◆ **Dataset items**
-.-.-

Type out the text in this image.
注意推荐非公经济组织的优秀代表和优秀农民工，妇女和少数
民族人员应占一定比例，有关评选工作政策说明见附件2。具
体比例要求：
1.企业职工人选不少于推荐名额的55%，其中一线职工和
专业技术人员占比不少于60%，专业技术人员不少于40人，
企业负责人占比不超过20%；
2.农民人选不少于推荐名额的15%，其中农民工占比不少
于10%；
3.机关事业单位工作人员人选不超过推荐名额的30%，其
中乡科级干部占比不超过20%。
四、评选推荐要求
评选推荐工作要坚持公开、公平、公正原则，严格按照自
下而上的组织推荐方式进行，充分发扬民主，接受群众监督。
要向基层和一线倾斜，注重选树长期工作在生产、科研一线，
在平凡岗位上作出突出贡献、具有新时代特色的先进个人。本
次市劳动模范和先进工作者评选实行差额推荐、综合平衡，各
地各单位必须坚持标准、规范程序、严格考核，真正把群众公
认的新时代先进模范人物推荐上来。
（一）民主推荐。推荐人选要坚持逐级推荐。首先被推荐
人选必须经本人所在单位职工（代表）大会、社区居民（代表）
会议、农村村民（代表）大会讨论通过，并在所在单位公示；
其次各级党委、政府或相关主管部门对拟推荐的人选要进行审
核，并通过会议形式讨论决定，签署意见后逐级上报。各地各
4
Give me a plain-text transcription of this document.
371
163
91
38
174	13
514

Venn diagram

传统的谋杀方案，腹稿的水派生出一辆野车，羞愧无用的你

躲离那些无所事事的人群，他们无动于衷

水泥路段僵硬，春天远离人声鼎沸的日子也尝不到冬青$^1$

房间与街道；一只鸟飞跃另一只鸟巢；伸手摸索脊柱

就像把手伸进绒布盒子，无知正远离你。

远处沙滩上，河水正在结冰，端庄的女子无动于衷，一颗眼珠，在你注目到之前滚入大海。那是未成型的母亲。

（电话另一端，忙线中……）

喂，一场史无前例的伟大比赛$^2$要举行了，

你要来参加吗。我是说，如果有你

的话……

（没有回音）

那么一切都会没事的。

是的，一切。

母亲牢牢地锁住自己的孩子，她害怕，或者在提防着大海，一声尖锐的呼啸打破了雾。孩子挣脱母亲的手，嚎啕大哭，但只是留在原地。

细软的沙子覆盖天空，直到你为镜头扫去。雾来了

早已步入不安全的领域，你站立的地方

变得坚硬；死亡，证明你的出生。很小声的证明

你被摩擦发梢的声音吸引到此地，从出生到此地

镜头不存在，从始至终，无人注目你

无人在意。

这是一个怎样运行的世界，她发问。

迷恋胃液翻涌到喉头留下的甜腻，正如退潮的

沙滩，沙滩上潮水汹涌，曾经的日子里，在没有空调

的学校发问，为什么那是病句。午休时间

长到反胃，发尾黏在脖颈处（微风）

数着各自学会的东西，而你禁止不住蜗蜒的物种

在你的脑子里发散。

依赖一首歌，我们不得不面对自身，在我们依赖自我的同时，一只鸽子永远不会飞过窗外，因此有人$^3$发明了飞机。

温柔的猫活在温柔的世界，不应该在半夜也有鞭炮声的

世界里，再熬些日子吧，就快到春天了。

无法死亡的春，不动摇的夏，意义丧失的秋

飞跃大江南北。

-.-.-

◆ **OBJECTIVE**
Please reproduce every line of the material word for word.

◆ **SOLVED PROBLEM**
Type out the text in this image.
注意推荐非公经济组织的优秀代表和优秀农民工，妇女和少数
民族人员应占一定比例，有关评选工作政策说明见附件2。具
体比例要求：
1.企业职工人选不少于推荐名额的55%，其中一线职工和
专业技术人员占比不少于60%，专业技术人员不少于40人，
企业负责人占比不超过20%；
2.农民人选不少于推荐名额的15%，其中农民工占比不少
于10%；
3.机关事业单位工作人员人选不超过推荐名额的30%，其
中乡科级干部占比不超过20%。
四、评选推荐要求
评选推荐工作要坚持公开、公平、公正原则，严格按照自
下而上的组织推荐方式进行，充分发扬民主，接受群众监督。
要向基层和一线倾斜，注重选树长期工作在生产、科研一线，
在平凡岗位上作出突出贡献、具有新时代特色的先进个人。本
次市劳动模范和先进工作者评选实行差额推荐、综合平衡，各
地各单位必须坚持标准、规范程序、严格考核，真正把群众公
认的新时代先进模范人物推荐上来。
（一）民主推荐。推荐人选要坚持逐级推荐。首先被推荐
人选必须经本人所在单位职工（代表）大会、社区居民（代表）
会议、农村村民（代表）大会讨论通过，并在所在单位公示；
其次各级党委、政府或相关主管部门对拟推荐的人选要进行审
核，并通过会议形式讨论决定，签署意见后逐级上报。各地各
4
Give me a plain-text transcription of this document.
371
163
91
38
174	13
514

Venn diagram

传统的谋杀方案，腹稿的水派生出一辆野车，羞愧无用的你

躲离那些无所事事的人群，他们无动于衷

水泥路段僵硬，春天远离人声鼎沸的日子也尝不到冬青$^1$

房间与街道；一只鸟飞跃另一只鸟巢；伸手摸索脊柱

就像把手伸进绒布盒子，无知正远离你。

远处沙滩上，河水正在结冰，端庄的女子无动于衷，一颗眼珠，在你注目到之前滚入大海。那是未成型的母亲。

（电话另一端，忙线中……）

喂，一场史无前例的伟大比赛$^2$要举行了，

你要来参加吗。我是说，如果有你

的话……

（没有回音）

那么一切都会没事的。

是的，一切。

母亲牢牢地锁住自己的孩子，她害怕，或者在提防着大海，一声尖锐的呼啸打破了雾。孩子挣脱母亲的手，嚎啕大哭，但只是留在原地。

细软的沙子覆盖天空，直到你为镜头扫去。雾来了

早已步入不安全的领域，你站立的地方

变得坚硬；死亡，证明你的出生。很小声的证明

你被摩擦发梢的声音吸引到此地，从出生到此地

镜头不存在，从始至终，无人注目你

无人在意。

这是一个怎样运行的世界，她发问。

迷恋胃液翻涌到喉头留下的甜腻，正如退潮的

沙滩，沙滩上潮水汹涌，曾经的日子里，在没有空调

的学校发问，为什么那是病句。午休时间

长到反胃，发尾黏在脖颈处（微风）

数着各自学会的东西，而你禁止不住蜗蜒的物种

在你的脑子里发散。

依赖一首歌，我们不得不面对自身，在我们依赖自我的同时，一只鸽子永远不会飞过窗外，因此有人$^3$发明了飞机。

温柔的猫活在温柔的世界，不应该在半夜也有鞭炮声的

世界里，再熬些日子吧，就快到春天了。

无法死亡的春，不动摇的夏，意义丧失的秋

飞跃大江南北。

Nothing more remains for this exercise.